Written problem: List every line below containing "this".

================================

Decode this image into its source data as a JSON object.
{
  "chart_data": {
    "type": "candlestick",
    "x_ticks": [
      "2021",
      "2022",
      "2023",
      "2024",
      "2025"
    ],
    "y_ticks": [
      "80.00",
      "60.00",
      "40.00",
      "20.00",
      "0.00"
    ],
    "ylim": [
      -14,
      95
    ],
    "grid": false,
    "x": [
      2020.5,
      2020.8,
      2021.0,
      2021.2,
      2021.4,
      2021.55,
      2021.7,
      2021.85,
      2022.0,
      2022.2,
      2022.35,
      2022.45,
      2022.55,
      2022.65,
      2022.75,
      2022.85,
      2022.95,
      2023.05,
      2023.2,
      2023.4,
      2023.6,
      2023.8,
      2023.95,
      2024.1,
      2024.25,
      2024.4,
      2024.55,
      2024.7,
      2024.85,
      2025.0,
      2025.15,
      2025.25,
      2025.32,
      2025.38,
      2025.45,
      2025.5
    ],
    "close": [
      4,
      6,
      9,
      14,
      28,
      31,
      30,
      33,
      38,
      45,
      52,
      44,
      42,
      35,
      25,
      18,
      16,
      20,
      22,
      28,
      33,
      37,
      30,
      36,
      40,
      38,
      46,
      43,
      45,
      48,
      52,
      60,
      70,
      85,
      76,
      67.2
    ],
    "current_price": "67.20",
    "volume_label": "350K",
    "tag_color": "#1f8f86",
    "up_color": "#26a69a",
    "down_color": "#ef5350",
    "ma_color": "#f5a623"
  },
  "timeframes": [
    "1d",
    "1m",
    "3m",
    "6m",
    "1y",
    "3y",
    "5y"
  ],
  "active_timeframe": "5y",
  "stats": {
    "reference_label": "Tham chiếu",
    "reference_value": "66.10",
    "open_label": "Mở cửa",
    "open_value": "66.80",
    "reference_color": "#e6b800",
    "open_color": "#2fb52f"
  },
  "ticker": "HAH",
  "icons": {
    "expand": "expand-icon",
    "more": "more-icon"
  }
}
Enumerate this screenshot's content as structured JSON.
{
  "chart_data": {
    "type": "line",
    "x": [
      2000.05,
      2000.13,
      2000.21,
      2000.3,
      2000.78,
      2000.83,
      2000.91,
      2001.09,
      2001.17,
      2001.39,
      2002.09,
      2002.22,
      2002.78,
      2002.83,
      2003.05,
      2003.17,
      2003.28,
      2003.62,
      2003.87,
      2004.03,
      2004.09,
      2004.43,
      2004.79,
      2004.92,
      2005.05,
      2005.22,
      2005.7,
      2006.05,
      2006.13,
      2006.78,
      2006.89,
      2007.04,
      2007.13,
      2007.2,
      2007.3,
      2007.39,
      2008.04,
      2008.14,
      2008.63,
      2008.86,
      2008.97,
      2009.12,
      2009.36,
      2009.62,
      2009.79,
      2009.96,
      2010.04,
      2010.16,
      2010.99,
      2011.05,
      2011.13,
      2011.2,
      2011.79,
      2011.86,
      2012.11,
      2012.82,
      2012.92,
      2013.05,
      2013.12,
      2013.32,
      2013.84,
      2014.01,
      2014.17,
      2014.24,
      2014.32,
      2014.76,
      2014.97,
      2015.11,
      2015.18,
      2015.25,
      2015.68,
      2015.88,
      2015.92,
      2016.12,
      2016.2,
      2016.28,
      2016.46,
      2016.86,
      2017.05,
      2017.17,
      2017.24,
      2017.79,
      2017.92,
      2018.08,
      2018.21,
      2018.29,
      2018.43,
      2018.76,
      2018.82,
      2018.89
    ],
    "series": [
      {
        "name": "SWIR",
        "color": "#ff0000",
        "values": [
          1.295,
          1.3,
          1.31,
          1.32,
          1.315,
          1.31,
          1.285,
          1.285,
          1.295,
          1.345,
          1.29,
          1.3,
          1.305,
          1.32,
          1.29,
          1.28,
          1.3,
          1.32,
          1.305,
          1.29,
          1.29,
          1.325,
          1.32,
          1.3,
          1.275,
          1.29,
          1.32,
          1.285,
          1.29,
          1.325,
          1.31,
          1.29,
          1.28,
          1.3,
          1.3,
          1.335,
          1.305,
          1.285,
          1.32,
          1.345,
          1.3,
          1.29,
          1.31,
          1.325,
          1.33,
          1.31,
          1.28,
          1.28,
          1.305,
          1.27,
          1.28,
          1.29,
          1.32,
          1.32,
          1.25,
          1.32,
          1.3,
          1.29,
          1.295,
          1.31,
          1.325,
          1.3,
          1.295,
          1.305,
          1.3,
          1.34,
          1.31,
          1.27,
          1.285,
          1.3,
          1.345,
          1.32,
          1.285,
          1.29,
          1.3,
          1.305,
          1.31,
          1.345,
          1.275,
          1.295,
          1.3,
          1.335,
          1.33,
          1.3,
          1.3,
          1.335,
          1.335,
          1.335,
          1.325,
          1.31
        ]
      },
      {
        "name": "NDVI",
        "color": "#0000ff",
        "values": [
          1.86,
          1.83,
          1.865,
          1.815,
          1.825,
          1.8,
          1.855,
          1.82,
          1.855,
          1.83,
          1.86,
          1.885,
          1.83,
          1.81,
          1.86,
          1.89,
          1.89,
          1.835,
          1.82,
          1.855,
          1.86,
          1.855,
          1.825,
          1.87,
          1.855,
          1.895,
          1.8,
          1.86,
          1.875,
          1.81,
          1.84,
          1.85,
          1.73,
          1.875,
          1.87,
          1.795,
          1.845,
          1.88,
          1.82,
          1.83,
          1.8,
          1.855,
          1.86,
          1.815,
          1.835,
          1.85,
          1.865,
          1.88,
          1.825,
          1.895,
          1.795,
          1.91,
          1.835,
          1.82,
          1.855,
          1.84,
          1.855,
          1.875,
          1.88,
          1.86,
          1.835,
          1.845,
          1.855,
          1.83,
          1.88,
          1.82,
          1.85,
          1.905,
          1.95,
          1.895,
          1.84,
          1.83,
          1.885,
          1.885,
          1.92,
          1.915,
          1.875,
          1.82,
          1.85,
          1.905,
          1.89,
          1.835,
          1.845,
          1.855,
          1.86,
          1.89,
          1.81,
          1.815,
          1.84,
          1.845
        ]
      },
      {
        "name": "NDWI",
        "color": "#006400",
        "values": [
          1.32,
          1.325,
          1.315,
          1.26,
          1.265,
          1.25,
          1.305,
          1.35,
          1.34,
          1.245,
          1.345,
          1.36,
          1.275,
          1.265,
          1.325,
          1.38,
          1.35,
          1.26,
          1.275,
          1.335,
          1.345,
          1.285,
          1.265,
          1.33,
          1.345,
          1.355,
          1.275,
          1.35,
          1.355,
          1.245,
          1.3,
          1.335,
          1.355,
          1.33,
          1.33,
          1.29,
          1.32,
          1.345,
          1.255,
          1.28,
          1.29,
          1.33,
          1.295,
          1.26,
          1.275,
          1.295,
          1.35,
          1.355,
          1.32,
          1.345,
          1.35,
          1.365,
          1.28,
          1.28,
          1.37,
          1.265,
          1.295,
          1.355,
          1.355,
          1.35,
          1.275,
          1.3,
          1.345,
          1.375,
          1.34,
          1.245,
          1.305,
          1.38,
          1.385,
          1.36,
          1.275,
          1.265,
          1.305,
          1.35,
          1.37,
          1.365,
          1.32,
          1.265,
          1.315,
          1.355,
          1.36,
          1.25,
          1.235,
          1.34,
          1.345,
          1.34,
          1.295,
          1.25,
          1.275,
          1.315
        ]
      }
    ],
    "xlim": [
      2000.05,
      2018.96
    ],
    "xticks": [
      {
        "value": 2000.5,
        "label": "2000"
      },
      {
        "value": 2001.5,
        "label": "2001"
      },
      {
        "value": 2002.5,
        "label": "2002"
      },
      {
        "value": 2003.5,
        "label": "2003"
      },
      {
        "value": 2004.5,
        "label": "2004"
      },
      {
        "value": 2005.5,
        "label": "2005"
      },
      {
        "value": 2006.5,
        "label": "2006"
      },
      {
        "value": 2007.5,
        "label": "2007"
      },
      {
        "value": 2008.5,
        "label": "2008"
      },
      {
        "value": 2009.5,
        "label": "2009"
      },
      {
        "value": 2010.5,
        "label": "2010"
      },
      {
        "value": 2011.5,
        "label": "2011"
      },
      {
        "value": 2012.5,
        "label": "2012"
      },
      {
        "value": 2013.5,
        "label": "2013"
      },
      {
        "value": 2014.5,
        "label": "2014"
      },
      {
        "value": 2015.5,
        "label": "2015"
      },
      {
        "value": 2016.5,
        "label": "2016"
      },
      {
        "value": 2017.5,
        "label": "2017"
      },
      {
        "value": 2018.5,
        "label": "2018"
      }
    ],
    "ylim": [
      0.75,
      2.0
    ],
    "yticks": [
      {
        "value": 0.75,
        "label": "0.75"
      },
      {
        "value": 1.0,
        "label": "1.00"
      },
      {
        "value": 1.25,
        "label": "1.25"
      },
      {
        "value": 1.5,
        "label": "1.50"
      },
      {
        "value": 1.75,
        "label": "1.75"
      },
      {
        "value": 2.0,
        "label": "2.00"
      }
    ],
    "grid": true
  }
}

================================

The completed task:
Decode this image into its source data as a JSON object.
Enumerate this screenshot's content as structured JSON.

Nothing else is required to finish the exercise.